* **YOUR GOAL**
Find the lines with the string "proś" and return them.
>> START INFORMATION PROVIDED
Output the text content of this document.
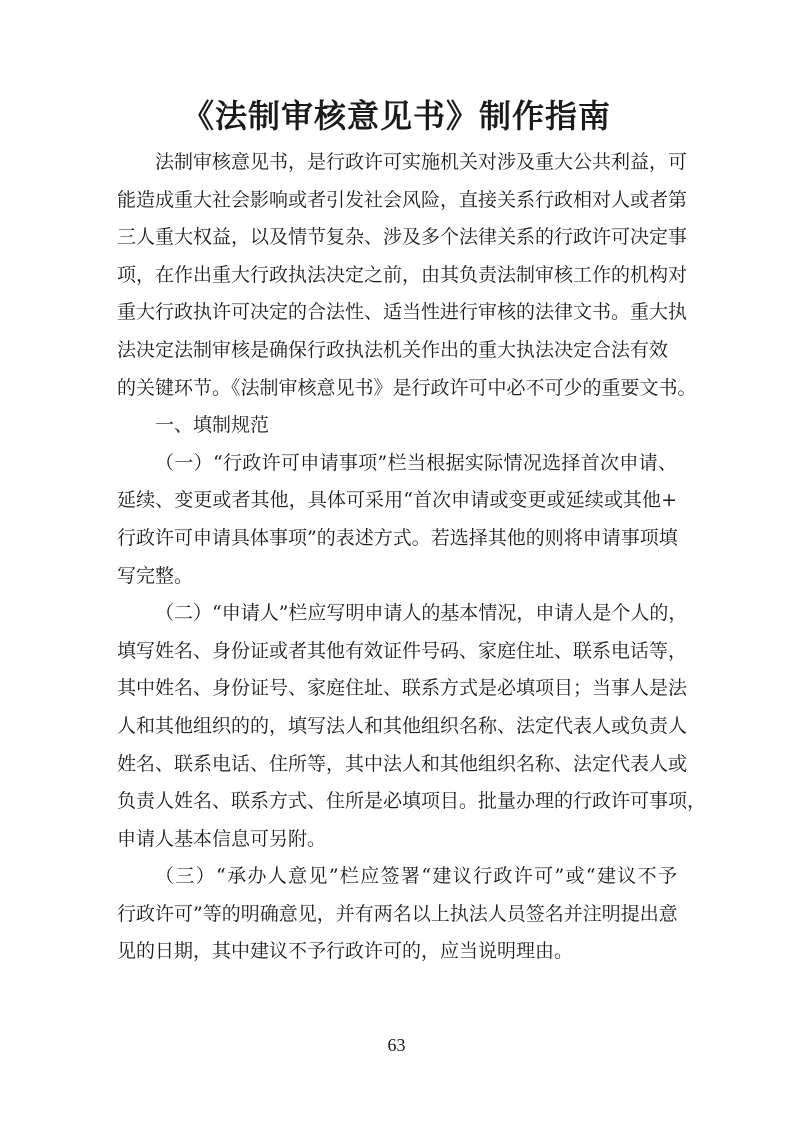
《法制审核意见书》制作指南
法制审核意见书，是行政许可实施机关对涉及重大公共利益，可
能造成重大社会影响或者引发社会风险，直接关系行政相对人或者第
三人重大权益，以及情节复杂、涉及多个法律关系的行政许可决定事
项，在作出重大行政执法决定之前，由其负责法制审核工作的机构对
重大行政执许可决定的合法性、适当性进行审核的法律文书。重大执
法决定法制审核是确保行政执法机关作出的重大执法决定合法有效
的关键环节。《法制审核意见书》是行政许可中必不可少的重要文书。
一、填制规范
（一）“行政许可申请事项”栏当根据实际情况选择首次申请、
延续、变更或者其他，具体可采用“首次申请或变更或延续或其他+
行政许可申请具体事项”的表述方式。若选择其他的则将申请事项填
写完整。
（二）“申请人”栏应写明申请人的基本情况，申请人是个人的，
填写姓名、身份证或者其他有效证件号码、家庭住址、联系电话等，
其中姓名、身份证号、家庭住址、联系方式是必填项目；当事人是法
人和其他组织的的，填写法人和其他组织名称、法定代表人或负责人
姓名、联系电话、住所等，其中法人和其他组织名称、法定代表人或
负责人姓名、联系方式、住所是必填项目。批量办理的行政许可事项，
申请人基本信息可另附。
（三）“承办人意见”栏应签署“建议行政许可”或“建议不予
行政许可”等的明确意见，并有两名以上执法人员签名并注明提出意
见的日期，其中建议不予行政许可的，应当说明理由。
63
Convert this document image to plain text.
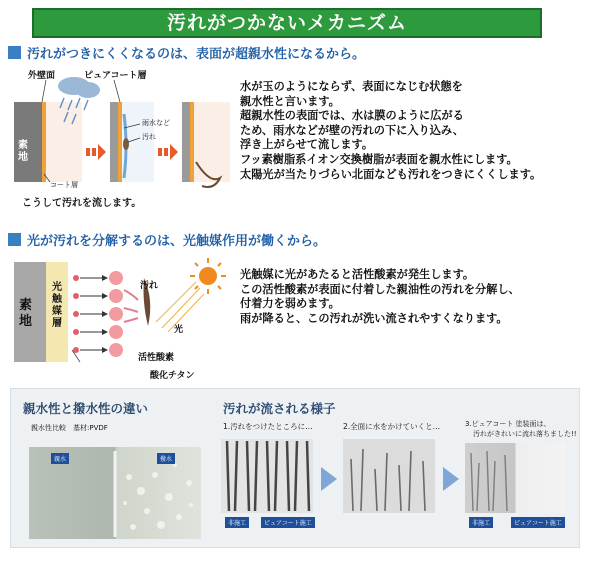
汚れがつかないメカニズム
汚れがつきにくくなるのは、表面が超親水性になるから。
外壁面	ピュアコート層
素地
雨水など
汚れ
コート層
こうして汚れを流します。
水が玉のようにならず、表面になじむ状態を
親水性と言います。
超親水性の表面では、水は膜のように広がる
ため、雨水などが壁の汚れの下に入り込み、
浮き上がらせて流します。
フッ素樹脂系イオン交換樹脂が表面を親水性にします。
太陽光が当たりづらい北面なども汚れをつきにくくします。
光が汚れを分解するのは、光触媒作用が働くから。
素地
光触媒層
汚れ
光
活性酸素
酸化チタン
光触媒に光があたると活性酸素が発生します。
この活性酸素が表面に付着した親油性の汚れを分解し、
付着力を弱めます。
雨が降ると、この汚れが洗い流されやすくなります。
親水性と撥水性の違い
親水性比較　基材:PVDF
親水	撥水
汚れが流される様子
1.汚れをつけたところに…	2.全面に水をかけていくと…	3.ピュアコート 塗装面は、
汚れがきれいに流れ落ちました!!
非施工	ピュアコート施工	非施工	ピュアコート施工
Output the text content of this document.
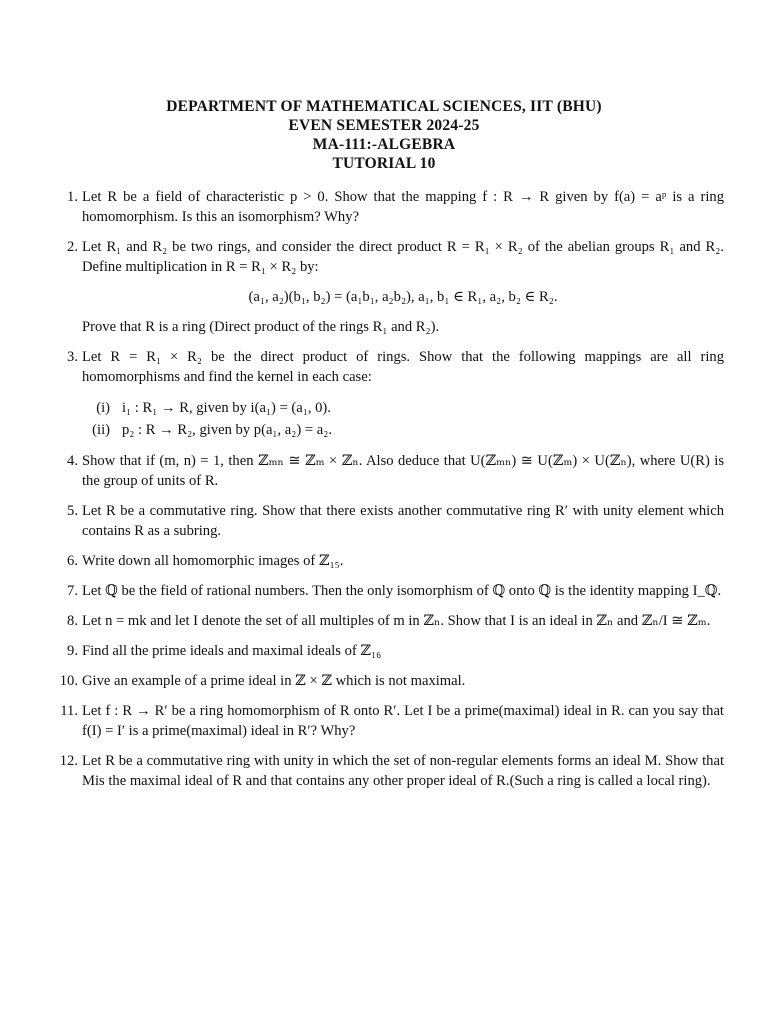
DEPARTMENT OF MATHEMATICAL SCIENCES, IIT (BHU)
EVEN SEMESTER 2024-25
MA-111:-ALGEBRA
TUTORIAL 10
1. Let R be a field of characteristic p > 0. Show that the mapping f : R → R given by f(a) = aᵖ is a ring homomorphism. Is this an isomorphism? Why?

2. Let R₁ and R₂ be two rings, and consider the direct product R = R₁ × R₂ of the abelian groups R₁ and R₂. Define multiplication in R = R₁ × R₂ by:

(a₁, a₂)(b₁, b₂) = (a₁b₁, a₂b₂), a₁, b₁ ∈ R₁, a₂, b₂ ∈ R₂.

Prove that R is a ring (Direct product of the rings R₁ and R₂).

3. Let R = R₁ × R₂ be the direct product of rings. Show that the following mappings are all ring homomorphisms and find the kernel in each case:

(i) i₁ : R₁ → R, given by i(a₁) = (a₁, 0).
(ii) p₂ : R → R₂, given by p(a₁, a₂) = a₂.
4. Show that if (m, n) = 1, then ℤₘₙ ≅ ℤₘ × ℤₙ. Also deduce that U(ℤₘₙ) ≅ U(ℤₘ) × U(ℤₙ), where U(R) is the group of units of R.

5. Let R be a commutative ring. Show that there exists another commutative ring R′ with unity element which contains R as a subring.

6. Write down all homomorphic images of ℤ₁₅.

7. Let ℚ be the field of rational numbers. Then the only isomorphism of ℚ onto ℚ is the identity mapping I_ℚ.

8. Let n = mk and let I denote the set of all multiples of m in ℤₙ. Show that I is an ideal in ℤₙ and ℤₙ/I ≅ ℤₘ.

9. Find all the prime ideals and maximal ideals of ℤ₁₆

10. Give an example of a prime ideal in ℤ × ℤ which is not maximal.

11. Let f : R → R′ be a ring homomorphism of R onto R′. Let I be a prime(maximal) ideal in R. can you say that f(I) = I′ is a prime(maximal) ideal in R′? Why?

12. Let R be a commutative ring with unity in which the set of non-regular elements forms an ideal M. Show that Mis the maximal ideal of R and that contains any other proper ideal of R.(Such a ring is called a local ring).
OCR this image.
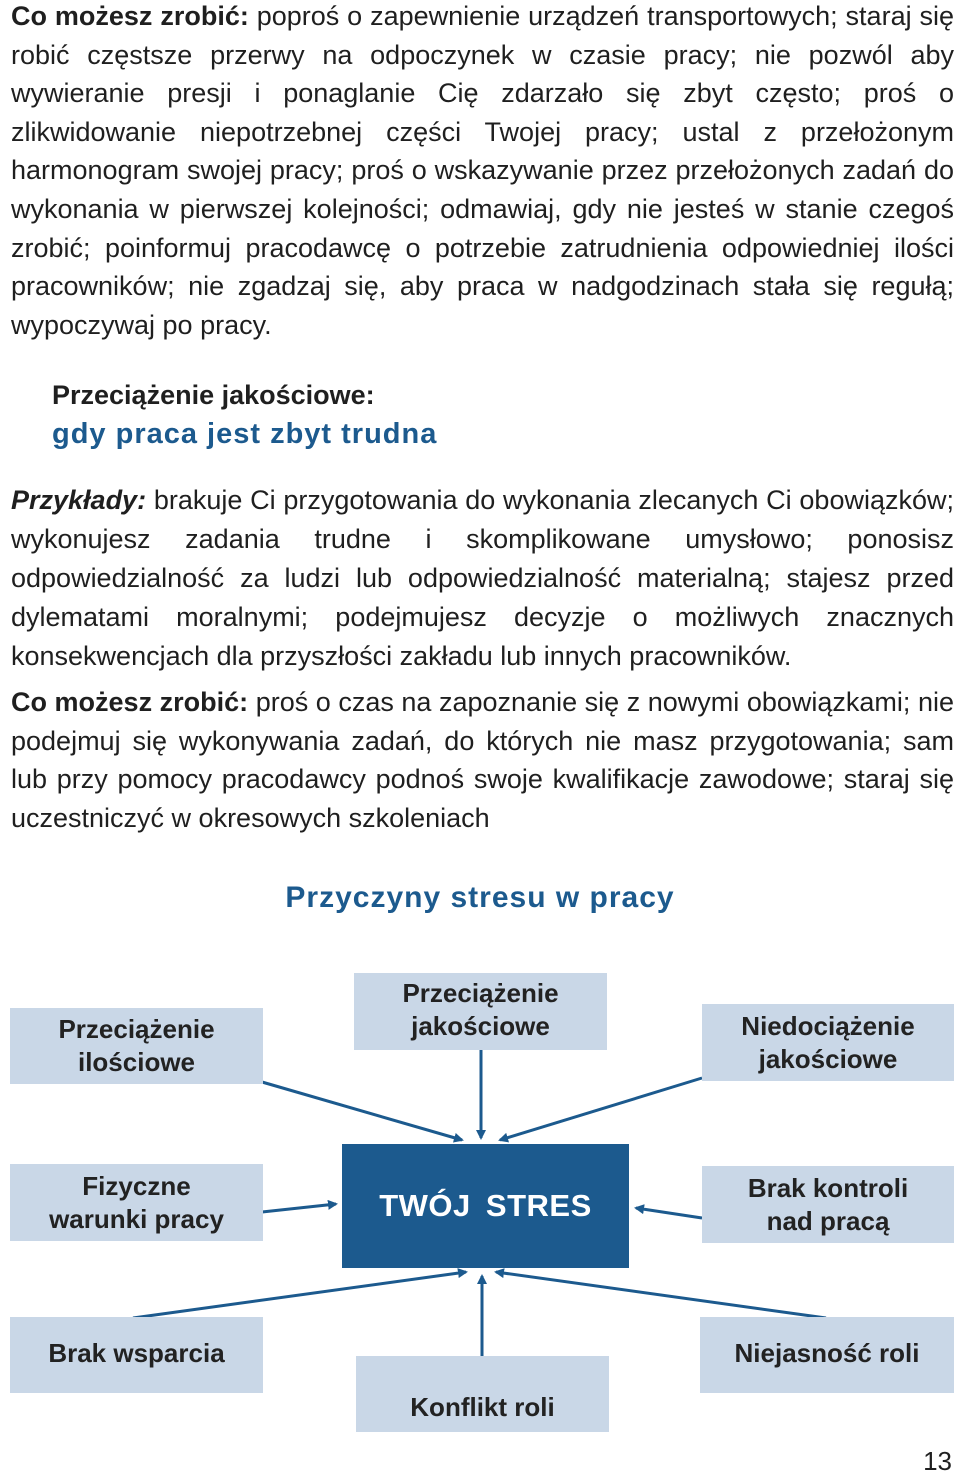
Co możesz zrobić: poproś o zapewnienie urządzeń transportowych; staraj się robić częstsze przerwy na odpoczynek w czasie pracy; nie pozwól aby wywieranie presji i ponaglanie Cię zdarzało się zbyt często; proś o zlikwidowanie niepotrzebnej części Twojej pracy; ustal z przełożonym harmonogram swojej pracy; proś o wskazywanie przez przełożonych zadań do wykonania w pierwszej kolejności; odmawiaj, gdy nie jesteś w stanie czegoś zrobić; poinformuj pracodawcę o potrzebie zatrudnienia odpowiedniej ilości pracowników; nie zgadzaj się, aby praca w nadgodzinach stała się regułą; wypoczywaj po pracy.

Przeciążenie jakościowe:
gdy praca jest zbyt trudna

Przykłady: brakuje Ci przygotowania do wykonania zlecanych Ci obowiązków; wykonujesz zadania trudne i skomplikowane umysłowo; ponosisz odpowiedzialność za ludzi lub odpowiedzialność materialną; stajesz przed dylematami moralnymi; podejmujesz decyzje o możliwych znacznych konsekwencjach dla przyszłości zakładu lub innych pracowników.

Co możesz zrobić: proś o czas na zapoznanie się z nowymi obowiązkami; nie podejmuj się wykonywania zadań, do których nie masz przygotowania; sam lub przy pomocy pracodawcy podnoś swoje kwalifikacje zawodowe; staraj się uczestniczyć w okresowych szkoleniach

Przyczyny stresu w pracy
Przeciążenie
ilościowe
Przeciążenie
jakościowe	Niedociążenie
jakościowe
Fizyczne
warunki pracy	TWÓJ STRES
Brak kontroli
nad pracą
Brak wsparcia
Konflikt roli
Niejasność roli
13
>> END INFORMATION PROVIDED
* **WORKED SOLUTION**
Co możesz zrobić: poproś o zapewnienie urządzeń transportowych; staraj się robić częstsze przerwy na odpoczynek w czasie pracy; nie pozwól aby wywieranie presji i ponaglanie Cię zdarzało się zbyt często; proś o zlikwidowanie niepotrzebnej części Twojej pracy; ustal z przełożonym harmonogram swojej pracy; proś o wskazywanie przez przełożonych zadań do wykonania w pierwszej kolejności; odmawiaj, gdy nie jesteś w stanie czegoś zrobić; poinformuj pracodawcę o potrzebie zatrudnienia odpowiedniej ilości pracowników; nie zgadzaj się, aby praca w nadgodzinach stała się regułą; wypoczywaj po pracy.
Co możesz zrobić: proś o czas na zapoznanie się z nowymi obowiązkami; nie podejmuj się wykonywania zadań, do których nie masz przygotowania; sam lub przy pomocy pracodawcy podnoś swoje kwalifikacje zawodowe; staraj się uczestniczyć w okresowych szkoleniach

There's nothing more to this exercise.